#### [EXERCISE DETAILS]
When you reproduce the data, keep every word exactly as it stands and leave the pictures out.

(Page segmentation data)
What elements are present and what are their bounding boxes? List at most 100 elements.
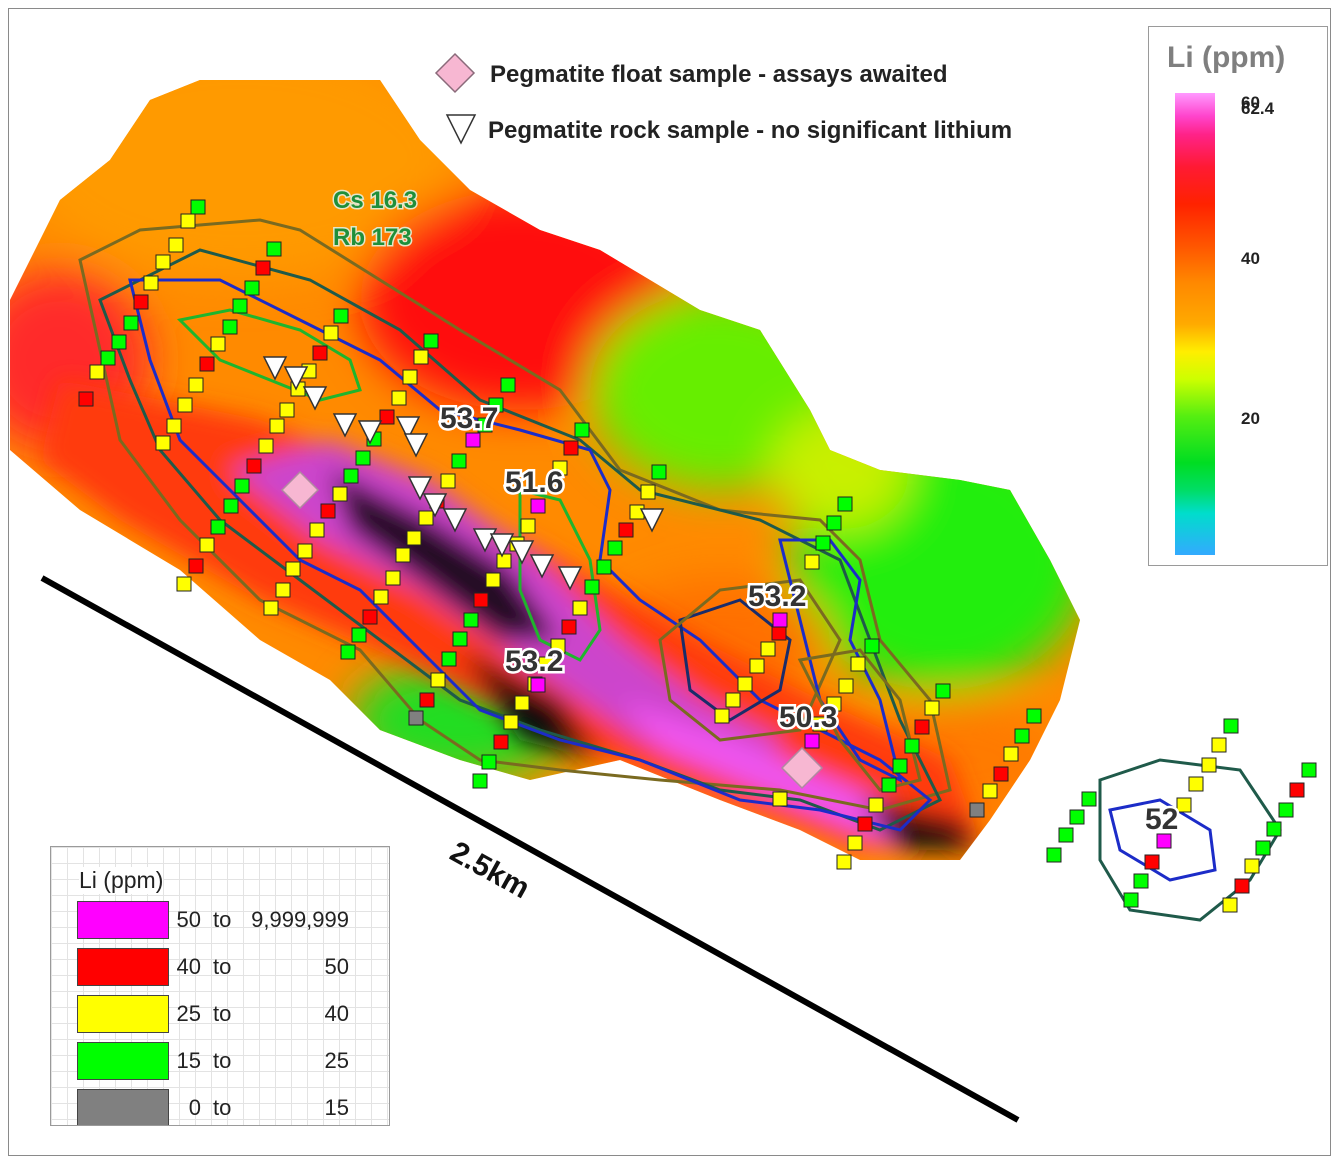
sample-square xyxy=(749,658,765,674)
sample-square xyxy=(914,719,930,735)
sample-square xyxy=(892,758,908,774)
scale-tick-20: 20 xyxy=(1241,409,1260,428)
sample-square xyxy=(538,656,554,672)
class-to: 50 xyxy=(324,954,349,979)
sample-square xyxy=(430,672,446,688)
rock-sample-triangle xyxy=(407,476,433,501)
sample-square xyxy=(199,356,215,372)
sample-square xyxy=(258,438,274,454)
class-to: 40 xyxy=(324,1001,349,1026)
rock-sample-triangle xyxy=(283,366,309,391)
sample-square xyxy=(275,582,291,598)
sample-square xyxy=(473,592,489,608)
sample-square xyxy=(244,280,260,296)
rock-sample-triangle xyxy=(302,386,328,411)
sample-square xyxy=(423,333,439,349)
class-legend: Li (ppm) 50 to 9,999,999 40 to 50 25 to … xyxy=(50,846,390,1126)
sample-square xyxy=(222,319,238,335)
sample-square xyxy=(418,510,434,526)
sample-square xyxy=(804,554,820,570)
sample-square xyxy=(413,349,429,365)
sample-square xyxy=(1058,827,1074,843)
rock-sample-triangle xyxy=(395,416,421,441)
sample-square xyxy=(78,391,94,407)
sample-square xyxy=(607,540,623,556)
symbol-legend: Pegmatite float sample - assays awaited … xyxy=(434,52,1012,145)
sample-square xyxy=(572,600,588,616)
sample-square xyxy=(395,547,411,563)
sample-square xyxy=(561,619,577,635)
sample-square xyxy=(379,409,395,425)
value-label-2: 51.6 xyxy=(505,466,563,499)
value-label-1: 53.7 xyxy=(440,402,498,435)
sample-square xyxy=(1234,878,1250,894)
sample-square xyxy=(584,579,600,595)
sample-square xyxy=(838,678,854,694)
sample-square xyxy=(355,450,371,466)
class-row: 40 to 50 xyxy=(77,948,377,990)
value-label-5: 50.3 xyxy=(779,701,837,734)
sample-square xyxy=(1026,708,1042,724)
sample-square xyxy=(1133,873,1149,889)
sample-square xyxy=(333,308,349,324)
sample-square xyxy=(168,237,184,253)
sample-square xyxy=(812,716,828,732)
sample-square xyxy=(493,734,509,750)
sample-high-2 xyxy=(530,498,546,514)
sample-square xyxy=(1266,821,1282,837)
sample-square xyxy=(279,402,295,418)
sample-high-4 xyxy=(530,677,546,693)
sample-square xyxy=(1123,892,1139,908)
sample-square xyxy=(574,422,590,438)
sample-square xyxy=(1144,854,1160,870)
sample-square xyxy=(332,486,348,502)
class-from: 25 xyxy=(176,1001,201,1026)
sample-square xyxy=(815,535,831,551)
sample-square xyxy=(1255,840,1271,856)
sample-square xyxy=(180,213,196,229)
contour-brown-2 xyxy=(658,578,842,742)
rock-sample-triangle xyxy=(489,533,515,558)
sample-square xyxy=(246,458,262,474)
class-swatch xyxy=(77,901,169,939)
sample-square xyxy=(1222,897,1238,913)
sample-square xyxy=(188,377,204,393)
sample-square xyxy=(210,336,226,352)
sample-square xyxy=(343,468,359,484)
color-scale-bar xyxy=(1175,93,1215,555)
rock-sample-triangle xyxy=(509,540,535,565)
sample-square xyxy=(463,612,479,628)
sample-square xyxy=(837,496,853,512)
class-row: 15 to 25 xyxy=(77,1042,377,1084)
scale-tick-60: 60 xyxy=(1241,93,1260,112)
class-from: 40 xyxy=(176,954,201,979)
sample-square xyxy=(232,298,248,314)
class-row: 0 to 15 xyxy=(77,1089,377,1125)
sample-points xyxy=(78,199,1317,913)
sample-square xyxy=(323,325,339,341)
class-to-word: to xyxy=(213,954,232,979)
rock-sample-triangle xyxy=(639,508,665,533)
class-from: 15 xyxy=(176,1048,201,1073)
rock-sample-triangle xyxy=(422,493,448,518)
sample-square xyxy=(651,464,667,480)
sample-square xyxy=(904,738,920,754)
sample-square xyxy=(285,561,301,577)
sample-square xyxy=(362,609,378,625)
class-row: 50 to 9,999,999 xyxy=(77,901,377,943)
sample-high-3 xyxy=(772,612,788,628)
contour-green-2 xyxy=(518,488,602,662)
sample-square xyxy=(452,631,468,647)
sample-square xyxy=(1014,728,1030,744)
sample-square xyxy=(760,641,776,657)
rock-sample-triangles xyxy=(262,356,665,591)
sample-square xyxy=(234,478,250,494)
sample-square xyxy=(440,473,456,489)
sample-square xyxy=(190,199,206,215)
sample-square xyxy=(1069,809,1085,825)
sample-square xyxy=(618,522,634,538)
sample-square xyxy=(982,783,998,799)
sample-square xyxy=(441,651,457,667)
sample-square xyxy=(255,260,271,276)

#### [RESPONSE TO THIS EXERCISE]
What elements are present and what are their bounding boxes? List at most 100 elements.
sample-square xyxy=(749,658,765,674)
sample-square xyxy=(914,719,930,735)
sample-square xyxy=(892,758,908,774)
scale-tick-20: 20 xyxy=(1241,409,1260,428)
sample-square xyxy=(538,656,554,672)
class-to: 50 xyxy=(324,954,349,979)
sample-square xyxy=(430,672,446,688)
rock-sample-triangle xyxy=(407,476,433,501)
sample-square xyxy=(199,356,215,372)
sample-square xyxy=(258,438,274,454)
class-to: 40 xyxy=(324,1001,349,1026)
rock-sample-triangle xyxy=(283,366,309,391)
sample-square xyxy=(275,582,291,598)
sample-square xyxy=(473,592,489,608)
sample-square xyxy=(244,280,260,296)
rock-sample-triangle xyxy=(302,386,328,411)
sample-square xyxy=(423,333,439,349)
class-legend: Li (ppm) 50 to 9,999,999 40 to 50 25 to … xyxy=(50,846,390,1126)
sample-square xyxy=(222,319,238,335)
sample-square xyxy=(418,510,434,526)
sample-square xyxy=(804,554,820,570)
sample-square xyxy=(413,349,429,365)
sample-square xyxy=(1058,827,1074,843)
rock-sample-triangle xyxy=(395,416,421,441)
sample-square xyxy=(78,391,94,407)
sample-square xyxy=(607,540,623,556)
symbol-legend: Pegmatite float sample - assays awaited … xyxy=(434,52,1012,145)
sample-square xyxy=(572,600,588,616)
sample-square xyxy=(395,547,411,563)
sample-square xyxy=(561,619,577,635)
sample-square xyxy=(379,409,395,425)
value-label-2: 51.6 xyxy=(505,466,563,499)
value-label-1: 53.7 xyxy=(440,402,498,435)
sample-square xyxy=(1234,878,1250,894)
sample-square xyxy=(584,579,600,595)
sample-square xyxy=(838,678,854,694)
sample-square xyxy=(355,450,371,466)
class-row: 40 to 50 xyxy=(77,948,377,990)
value-label-5: 50.3 xyxy=(779,701,837,734)
sample-square xyxy=(1026,708,1042,724)
sample-square xyxy=(1133,873,1149,889)
sample-square xyxy=(333,308,349,324)
sample-square xyxy=(168,237,184,253)
sample-square xyxy=(812,716,828,732)
sample-square xyxy=(493,734,509,750)
sample-high-2 xyxy=(530,498,546,514)
sample-square xyxy=(1266,821,1282,837)
sample-square xyxy=(279,402,295,418)
sample-high-4 xyxy=(530,677,546,693)
sample-square xyxy=(1123,892,1139,908)
sample-square xyxy=(574,422,590,438)
sample-square xyxy=(1144,854,1160,870)
sample-square xyxy=(332,486,348,502)
class-from: 25 xyxy=(176,1001,201,1026)
sample-square xyxy=(815,535,831,551)
sample-square xyxy=(1255,840,1271,856)
sample-square xyxy=(180,213,196,229)
contour-brown-2 xyxy=(658,578,842,742)
rock-sample-triangle xyxy=(489,533,515,558)
sample-square xyxy=(246,458,262,474)
class-swatch xyxy=(77,901,169,939)
sample-square xyxy=(1222,897,1238,913)
sample-square xyxy=(188,377,204,393)
sample-square xyxy=(210,336,226,352)
sample-square xyxy=(343,468,359,484)
color-scale-bar xyxy=(1175,93,1215,555)
rock-sample-triangle xyxy=(509,540,535,565)
sample-square xyxy=(463,612,479,628)
sample-square xyxy=(837,496,853,512)
class-row: 15 to 25 xyxy=(77,1042,377,1084)
scale-tick-60: 60 xyxy=(1241,93,1260,112)
class-from: 40 xyxy=(176,954,201,979)
sample-square xyxy=(232,298,248,314)
class-row: 0 to 15 xyxy=(77,1089,377,1125)
sample-points xyxy=(78,199,1317,913)
sample-square xyxy=(323,325,339,341)
class-to-word: to xyxy=(213,954,232,979)
rock-sample-triangle xyxy=(639,508,665,533)
class-from: 15 xyxy=(176,1048,201,1073)
rock-sample-triangle xyxy=(422,493,448,518)
sample-square xyxy=(651,464,667,480)
sample-square xyxy=(904,738,920,754)
sample-square xyxy=(285,561,301,577)
sample-square xyxy=(362,609,378,625)
class-row: 50 to 9,999,999 xyxy=(77,901,377,943)
sample-high-3 xyxy=(772,612,788,628)
contour-green-2 xyxy=(518,488,602,662)
sample-square xyxy=(452,631,468,647)
sample-square xyxy=(1014,728,1030,744)
sample-square xyxy=(760,641,776,657)
rock-sample-triangles xyxy=(262,356,665,591)
sample-square xyxy=(234,478,250,494)
sample-square xyxy=(440,473,456,489)
sample-square xyxy=(190,199,206,215)
sample-square xyxy=(1069,809,1085,825)
sample-square xyxy=(618,522,634,538)
sample-square xyxy=(982,783,998,799)
sample-square xyxy=(441,651,457,667)
sample-square xyxy=(255,260,271,276)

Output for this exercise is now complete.